(Data entries)
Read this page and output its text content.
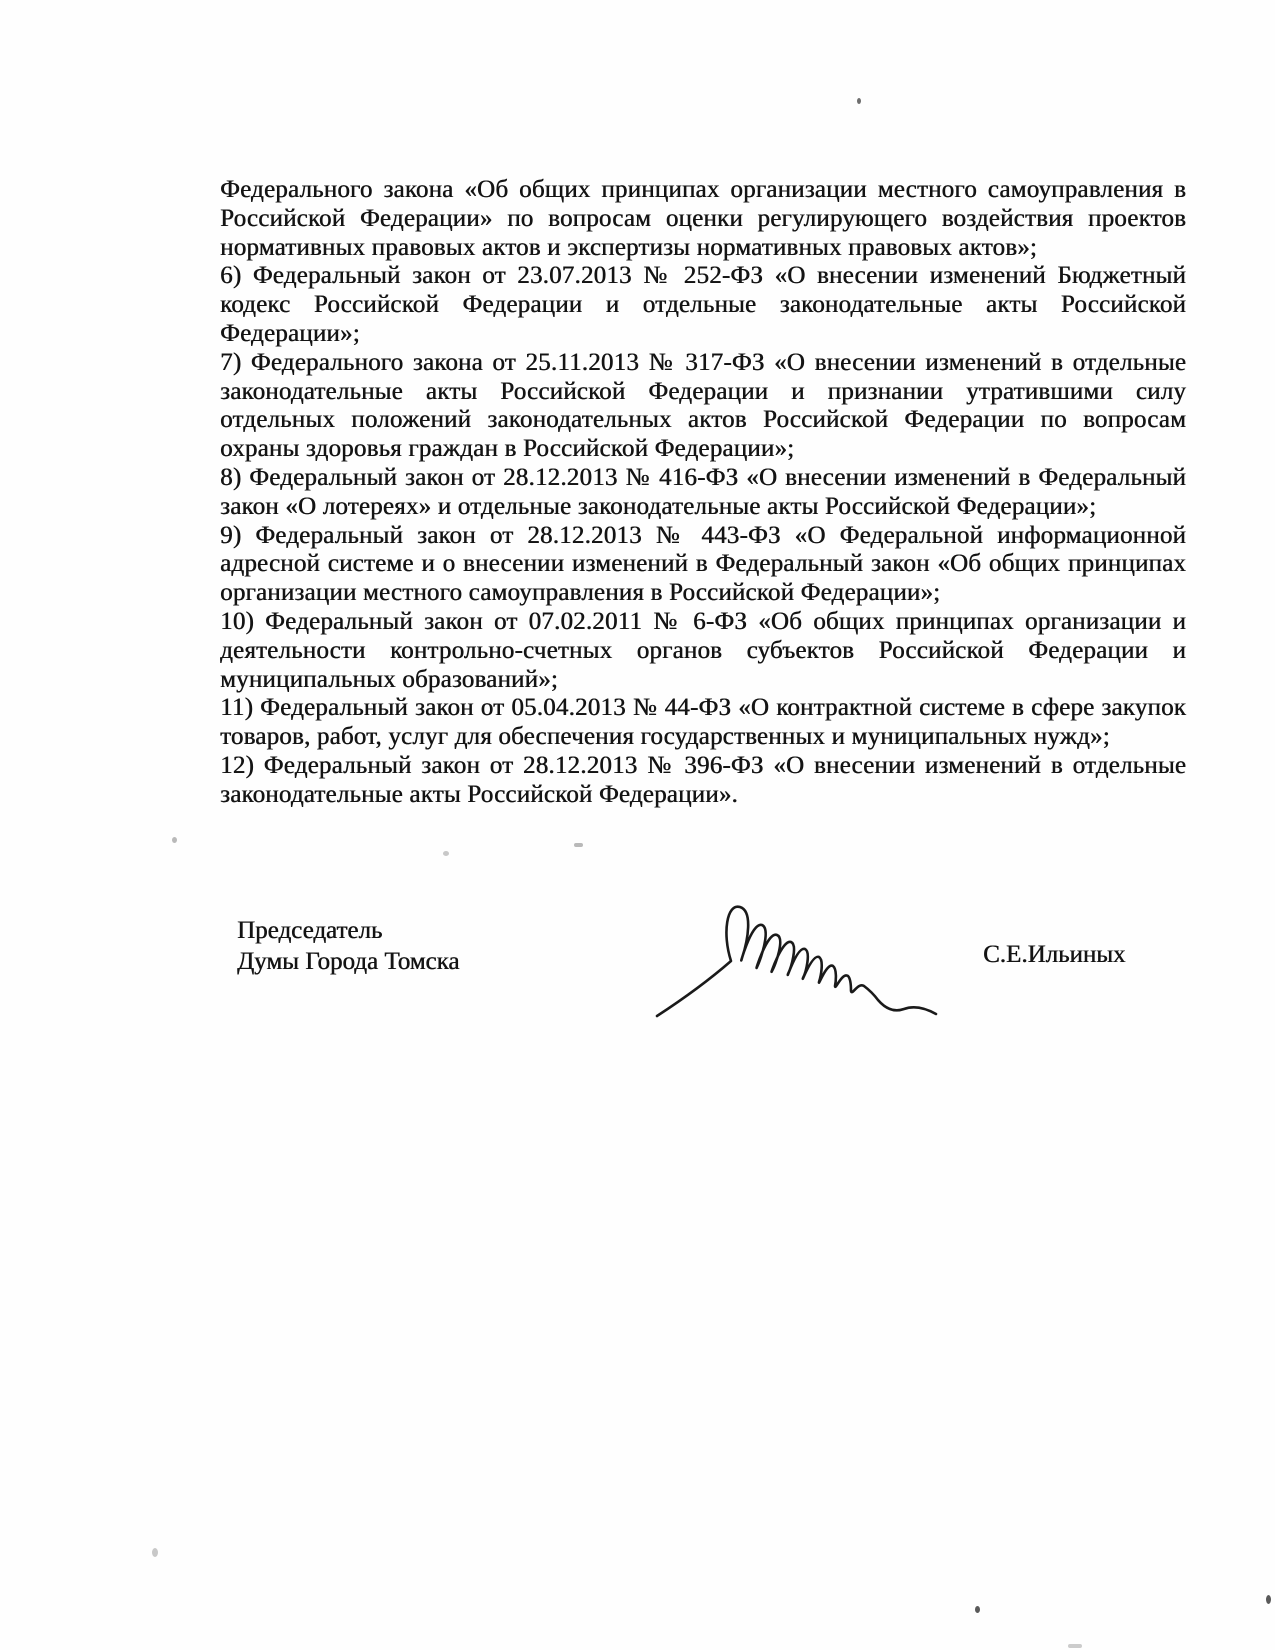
Федерального закона «Об общих принципах организации местного самоуправления в Российской Федерации» по вопросам оценки регулирующего воздействия проектов нормативных правовых актов и экспертизы нормативных правовых актов»;

6) Федеральный закон от 23.07.2013 № 252-ФЗ «О внесении изменений Бюджетный кодекс Российской Федерации и отдельные законодательные акты Российской Федерации»;

7) Федерального закона от 25.11.2013 № 317-ФЗ «О внесении изменений в отдельные законодательные акты Российской Федерации и признании утратившими силу отдельных положений законодательных актов Российской Федерации по вопросам охраны здоровья граждан в Российской Федерации»;

8) Федеральный закон от 28.12.2013 № 416-ФЗ «О внесении изменений в Федеральный закон «О лотереях» и отдельные законодательные акты Российской Федерации»;

9) Федеральный закон от 28.12.2013 № 443-ФЗ «О Федеральной информационной адресной системе и о внесении изменений в Федеральный закон «Об общих принципах организации местного самоуправления в Российской Федерации»;

10) Федеральный закон от 07.02.2011 № 6-ФЗ «Об общих принципах организации и деятельности контрольно-счетных органов субъектов Российской Федерации и муниципальных образований»;

11) Федеральный закон от 05.04.2013 № 44-ФЗ «О контрактной системе в сфере закупок товаров, работ, услуг для обеспечения государственных и муниципальных нужд»;

12) Федеральный закон от 28.12.2013 № 396-ФЗ «О внесении изменений в отдельные законодательные акты Российской Федерации».

Председатель
Думы Города Томска	С.Е.Ильиных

(WRITTEN REQUEST): Scan the data for the word "местного" and copy every line where it shows up.

(FINAL RESULT):
Федерального закона «Об общих принципах организации местного самоуправления в Российской Федерации» по вопросам оценки регулирующего воздействия проектов нормативных правовых актов и экспертизы нормативных правовых актов»;
9) Федеральный закон от 28.12.2013 № 443-ФЗ «О Федеральной информационной адресной системе и о внесении изменений в Федеральный закон «Об общих принципах организации местного самоуправления в Российской Федерации»;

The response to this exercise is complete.